** start of Provided records **

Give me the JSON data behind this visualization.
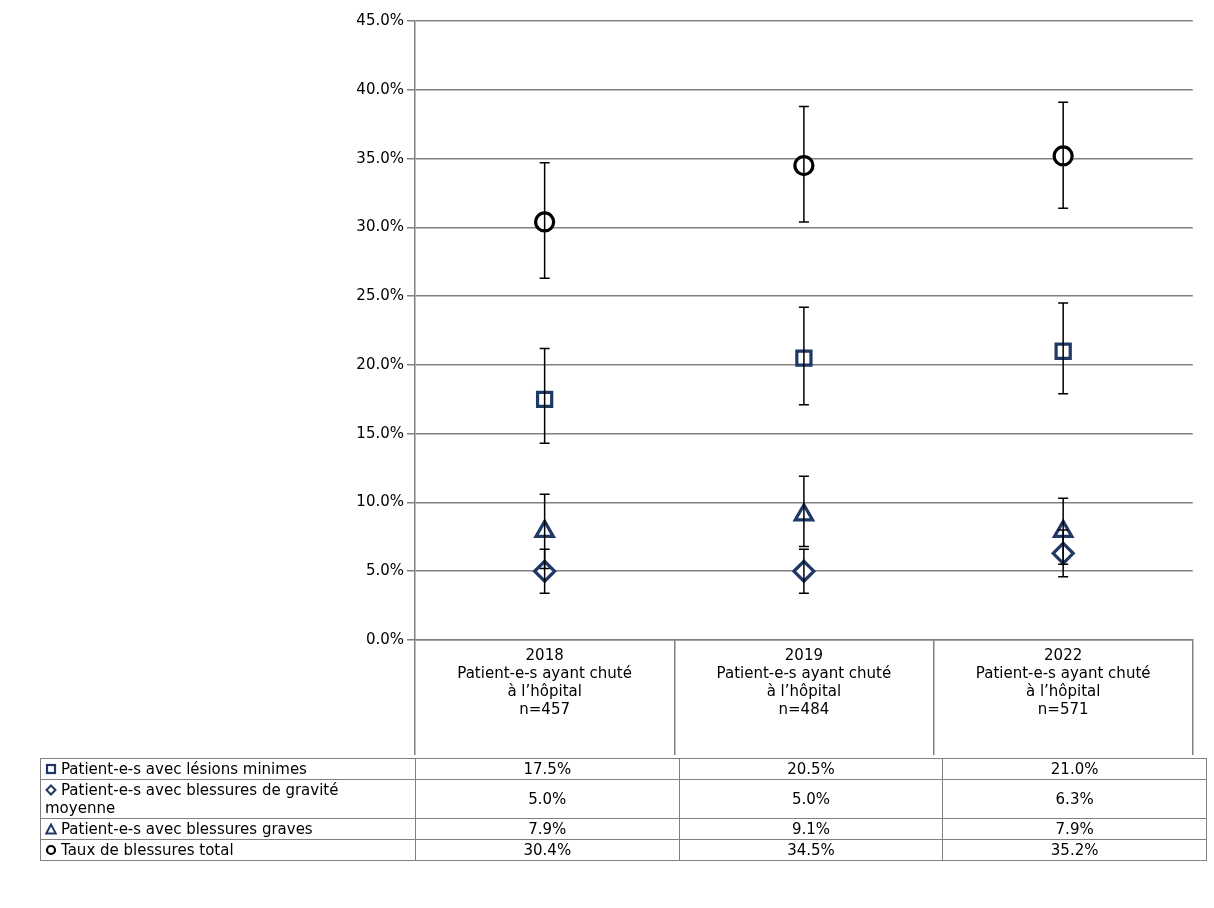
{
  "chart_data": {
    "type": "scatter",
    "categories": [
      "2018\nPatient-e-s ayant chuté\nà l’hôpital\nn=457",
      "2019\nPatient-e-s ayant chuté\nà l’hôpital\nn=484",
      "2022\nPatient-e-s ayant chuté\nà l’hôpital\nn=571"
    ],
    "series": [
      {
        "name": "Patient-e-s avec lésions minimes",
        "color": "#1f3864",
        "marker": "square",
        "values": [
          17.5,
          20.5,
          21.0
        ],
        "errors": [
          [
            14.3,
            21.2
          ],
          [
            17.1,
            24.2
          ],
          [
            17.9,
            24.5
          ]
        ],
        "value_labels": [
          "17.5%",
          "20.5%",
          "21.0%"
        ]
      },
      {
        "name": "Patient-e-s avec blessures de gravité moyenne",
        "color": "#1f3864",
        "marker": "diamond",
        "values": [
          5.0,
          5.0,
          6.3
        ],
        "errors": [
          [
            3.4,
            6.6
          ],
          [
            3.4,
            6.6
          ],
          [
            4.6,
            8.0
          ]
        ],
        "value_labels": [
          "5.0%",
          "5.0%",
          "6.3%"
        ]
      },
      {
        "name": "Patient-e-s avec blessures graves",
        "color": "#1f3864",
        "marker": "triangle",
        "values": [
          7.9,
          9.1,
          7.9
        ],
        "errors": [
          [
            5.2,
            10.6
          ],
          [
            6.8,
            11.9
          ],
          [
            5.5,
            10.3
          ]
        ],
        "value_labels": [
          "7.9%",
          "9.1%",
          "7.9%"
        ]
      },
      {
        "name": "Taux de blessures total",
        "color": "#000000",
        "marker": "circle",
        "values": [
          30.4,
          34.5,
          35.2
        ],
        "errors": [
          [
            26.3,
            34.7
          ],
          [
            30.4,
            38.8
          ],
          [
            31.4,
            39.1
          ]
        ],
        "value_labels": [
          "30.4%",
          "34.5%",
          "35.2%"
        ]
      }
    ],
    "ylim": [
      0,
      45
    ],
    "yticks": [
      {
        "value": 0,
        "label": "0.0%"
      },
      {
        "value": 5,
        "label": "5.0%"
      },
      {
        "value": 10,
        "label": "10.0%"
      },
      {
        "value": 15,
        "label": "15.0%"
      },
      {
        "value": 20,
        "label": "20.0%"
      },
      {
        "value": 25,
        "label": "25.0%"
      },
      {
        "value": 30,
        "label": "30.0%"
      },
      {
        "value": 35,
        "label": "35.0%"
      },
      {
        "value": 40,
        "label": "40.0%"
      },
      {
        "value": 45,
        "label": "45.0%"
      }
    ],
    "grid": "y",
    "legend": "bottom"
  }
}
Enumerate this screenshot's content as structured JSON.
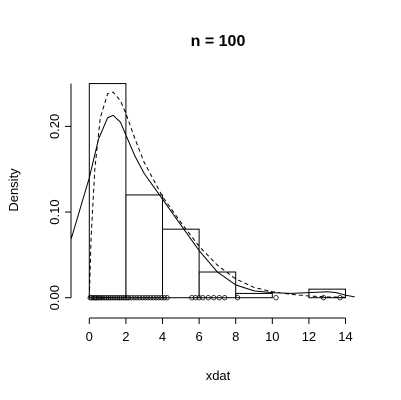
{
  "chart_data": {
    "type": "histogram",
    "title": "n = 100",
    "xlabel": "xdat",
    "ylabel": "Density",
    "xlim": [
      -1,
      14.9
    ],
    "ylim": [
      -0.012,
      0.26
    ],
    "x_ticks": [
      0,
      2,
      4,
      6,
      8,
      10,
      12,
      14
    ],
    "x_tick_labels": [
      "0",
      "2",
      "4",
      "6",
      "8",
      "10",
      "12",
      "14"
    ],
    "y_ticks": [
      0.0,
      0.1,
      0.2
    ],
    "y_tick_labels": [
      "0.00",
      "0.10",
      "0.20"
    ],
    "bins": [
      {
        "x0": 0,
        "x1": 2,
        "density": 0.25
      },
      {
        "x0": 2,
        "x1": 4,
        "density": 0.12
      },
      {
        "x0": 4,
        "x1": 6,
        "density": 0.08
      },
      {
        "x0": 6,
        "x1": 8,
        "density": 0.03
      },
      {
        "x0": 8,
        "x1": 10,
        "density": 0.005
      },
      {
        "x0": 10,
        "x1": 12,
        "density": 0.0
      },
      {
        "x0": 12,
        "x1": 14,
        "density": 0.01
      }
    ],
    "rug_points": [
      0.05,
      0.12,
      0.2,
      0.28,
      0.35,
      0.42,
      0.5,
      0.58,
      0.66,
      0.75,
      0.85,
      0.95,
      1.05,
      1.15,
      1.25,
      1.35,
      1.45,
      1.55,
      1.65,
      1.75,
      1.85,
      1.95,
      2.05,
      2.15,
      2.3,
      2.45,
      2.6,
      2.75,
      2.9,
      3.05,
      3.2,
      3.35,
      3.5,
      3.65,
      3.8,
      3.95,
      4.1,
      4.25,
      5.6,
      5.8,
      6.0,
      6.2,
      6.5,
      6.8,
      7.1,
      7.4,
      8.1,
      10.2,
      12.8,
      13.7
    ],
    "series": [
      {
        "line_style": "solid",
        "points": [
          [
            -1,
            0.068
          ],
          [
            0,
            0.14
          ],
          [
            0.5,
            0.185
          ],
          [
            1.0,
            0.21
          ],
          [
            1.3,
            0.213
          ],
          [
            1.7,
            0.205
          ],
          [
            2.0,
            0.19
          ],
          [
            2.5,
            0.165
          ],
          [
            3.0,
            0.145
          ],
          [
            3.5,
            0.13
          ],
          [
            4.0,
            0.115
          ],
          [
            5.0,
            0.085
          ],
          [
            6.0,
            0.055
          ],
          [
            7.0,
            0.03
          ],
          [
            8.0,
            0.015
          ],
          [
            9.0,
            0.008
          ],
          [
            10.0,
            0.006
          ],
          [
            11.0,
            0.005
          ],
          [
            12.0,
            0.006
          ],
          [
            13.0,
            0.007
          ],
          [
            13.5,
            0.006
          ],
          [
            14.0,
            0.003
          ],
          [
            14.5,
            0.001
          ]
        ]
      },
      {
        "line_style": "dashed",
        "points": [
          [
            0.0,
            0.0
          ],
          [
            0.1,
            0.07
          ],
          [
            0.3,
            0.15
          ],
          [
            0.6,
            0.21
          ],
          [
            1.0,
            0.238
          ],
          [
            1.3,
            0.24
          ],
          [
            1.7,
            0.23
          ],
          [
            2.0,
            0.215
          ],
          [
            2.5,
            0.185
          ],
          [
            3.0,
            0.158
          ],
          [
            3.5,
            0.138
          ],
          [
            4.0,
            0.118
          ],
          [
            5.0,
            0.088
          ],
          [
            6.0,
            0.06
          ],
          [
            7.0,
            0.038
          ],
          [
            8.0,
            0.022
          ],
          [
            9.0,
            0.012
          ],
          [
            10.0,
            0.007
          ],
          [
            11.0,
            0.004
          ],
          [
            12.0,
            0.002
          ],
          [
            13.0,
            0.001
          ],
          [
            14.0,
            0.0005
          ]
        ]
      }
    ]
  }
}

** end of Provided records **

— Written task —
All of the lines above should be retyped precisely, apart from the pictures.

— Answer to the exercise —
Give me the JSON data behind this visualization.
{
  "chart_data": {
    "type": "scatter",
    "categories": [
      "2018\nPatient-e-s ayant chuté\nà l’hôpital\nn=457",
      "2019\nPatient-e-s ayant chuté\nà l’hôpital\nn=484",
      "2022\nPatient-e-s ayant chuté\nà l’hôpital\nn=571"
    ],
    "series": [
      {
        "name": "Patient-e-s avec lésions minimes",
        "color": "#1f3864",
        "marker": "square",
        "values": [
          17.5,
          20.5,
          21.0
        ],
        "errors": [
          [
            14.3,
            21.2
          ],
          [
            17.1,
            24.2
          ],
          [
            17.9,
            24.5
          ]
        ],
        "value_labels": [
          "17.5%",
          "20.5%",
          "21.0%"
        ]
      },
      {
        "name": "Patient-e-s avec blessures de gravité moyenne",
        "color": "#1f3864",
        "marker": "diamond",
        "values": [
          5.0,
          5.0,
          6.3
        ],
        "errors": [
          [
            3.4,
            6.6
          ],
          [
            3.4,
            6.6
          ],
          [
            4.6,
            8.0
          ]
        ],
        "value_labels": [
          "5.0%",
          "5.0%",
          "6.3%"
        ]
      },
      {
        "name": "Patient-e-s avec blessures graves",
        "color": "#1f3864",
        "marker": "triangle",
        "values": [
          7.9,
          9.1,
          7.9
        ],
        "errors": [
          [
            5.2,
            10.6
          ],
          [
            6.8,
            11.9
          ],
          [
            5.5,
            10.3
          ]
        ],
        "value_labels": [
          "7.9%",
          "9.1%",
          "7.9%"
        ]
      },
      {
        "name": "Taux de blessures total",
        "color": "#000000",
        "marker": "circle",
        "values": [
          30.4,
          34.5,
          35.2
        ],
        "errors": [
          [
            26.3,
            34.7
          ],
          [
            30.4,
            38.8
          ],
          [
            31.4,
            39.1
          ]
        ],
        "value_labels": [
          "30.4%",
          "34.5%",
          "35.2%"
        ]
      }
    ],
    "ylim": [
      0,
      45
    ],
    "yticks": [
      {
        "value": 0,
        "label": "0.0%"
      },
      {
        "value": 5,
        "label": "5.0%"
      },
      {
        "value": 10,
        "label": "10.0%"
      },
      {
        "value": 15,
        "label": "15.0%"
      },
      {
        "value": 20,
        "label": "20.0%"
      },
      {
        "value": 25,
        "label": "25.0%"
      },
      {
        "value": 30,
        "label": "30.0%"
      },
      {
        "value": 35,
        "label": "35.0%"
      },
      {
        "value": 40,
        "label": "40.0%"
      },
      {
        "value": 45,
        "label": "45.0%"
      }
    ],
    "grid": "y",
    "legend": "bottom"
  }
}
Enumerate this screenshot's content as structured JSON.
{
  "chart_data": {
    "type": "histogram",
    "title": "n = 100",
    "xlabel": "xdat",
    "ylabel": "Density",
    "xlim": [
      -1,
      14.9
    ],
    "ylim": [
      -0.012,
      0.26
    ],
    "x_ticks": [
      0,
      2,
      4,
      6,
      8,
      10,
      12,
      14
    ],
    "x_tick_labels": [
      "0",
      "2",
      "4",
      "6",
      "8",
      "10",
      "12",
      "14"
    ],
    "y_ticks": [
      0.0,
      0.1,
      0.2
    ],
    "y_tick_labels": [
      "0.00",
      "0.10",
      "0.20"
    ],
    "bins": [
      {
        "x0": 0,
        "x1": 2,
        "density": 0.25
      },
      {
        "x0": 2,
        "x1": 4,
        "density": 0.12
      },
      {
        "x0": 4,
        "x1": 6,
        "density": 0.08
      },
      {
        "x0": 6,
        "x1": 8,
        "density": 0.03
      },
      {
        "x0": 8,
        "x1": 10,
        "density": 0.005
      },
      {
        "x0": 10,
        "x1": 12,
        "density": 0.0
      },
      {
        "x0": 12,
        "x1": 14,
        "density": 0.01
      }
    ],
    "rug_points": [
      0.05,
      0.12,
      0.2,
      0.28,
      0.35,
      0.42,
      0.5,
      0.58,
      0.66,
      0.75,
      0.85,
      0.95,
      1.05,
      1.15,
      1.25,
      1.35,
      1.45,
      1.55,
      1.65,
      1.75,
      1.85,
      1.95,
      2.05,
      2.15,
      2.3,
      2.45,
      2.6,
      2.75,
      2.9,
      3.05,
      3.2,
      3.35,
      3.5,
      3.65,
      3.8,
      3.95,
      4.1,
      4.25,
      5.6,
      5.8,
      6.0,
      6.2,
      6.5,
      6.8,
      7.1,
      7.4,
      8.1,
      10.2,
      12.8,
      13.7
    ],
    "series": [
      {
        "line_style": "solid",
        "points": [
          [
            -1,
            0.068
          ],
          [
            0,
            0.14
          ],
          [
            0.5,
            0.185
          ],
          [
            1.0,
            0.21
          ],
          [
            1.3,
            0.213
          ],
          [
            1.7,
            0.205
          ],
          [
            2.0,
            0.19
          ],
          [
            2.5,
            0.165
          ],
          [
            3.0,
            0.145
          ],
          [
            3.5,
            0.13
          ],
          [
            4.0,
            0.115
          ],
          [
            5.0,
            0.085
          ],
          [
            6.0,
            0.055
          ],
          [
            7.0,
            0.03
          ],
          [
            8.0,
            0.015
          ],
          [
            9.0,
            0.008
          ],
          [
            10.0,
            0.006
          ],
          [
            11.0,
            0.005
          ],
          [
            12.0,
            0.006
          ],
          [
            13.0,
            0.007
          ],
          [
            13.5,
            0.006
          ],
          [
            14.0,
            0.003
          ],
          [
            14.5,
            0.001
          ]
        ]
      },
      {
        "line_style": "dashed",
        "points": [
          [
            0.0,
            0.0
          ],
          [
            0.1,
            0.07
          ],
          [
            0.3,
            0.15
          ],
          [
            0.6,
            0.21
          ],
          [
            1.0,
            0.238
          ],
          [
            1.3,
            0.24
          ],
          [
            1.7,
            0.23
          ],
          [
            2.0,
            0.215
          ],
          [
            2.5,
            0.185
          ],
          [
            3.0,
            0.158
          ],
          [
            3.5,
            0.138
          ],
          [
            4.0,
            0.118
          ],
          [
            5.0,
            0.088
          ],
          [
            6.0,
            0.06
          ],
          [
            7.0,
            0.038
          ],
          [
            8.0,
            0.022
          ],
          [
            9.0,
            0.012
          ],
          [
            10.0,
            0.007
          ],
          [
            11.0,
            0.004
          ],
          [
            12.0,
            0.002
          ],
          [
            13.0,
            0.001
          ],
          [
            14.0,
            0.0005
          ]
        ]
      }
    ]
  }
}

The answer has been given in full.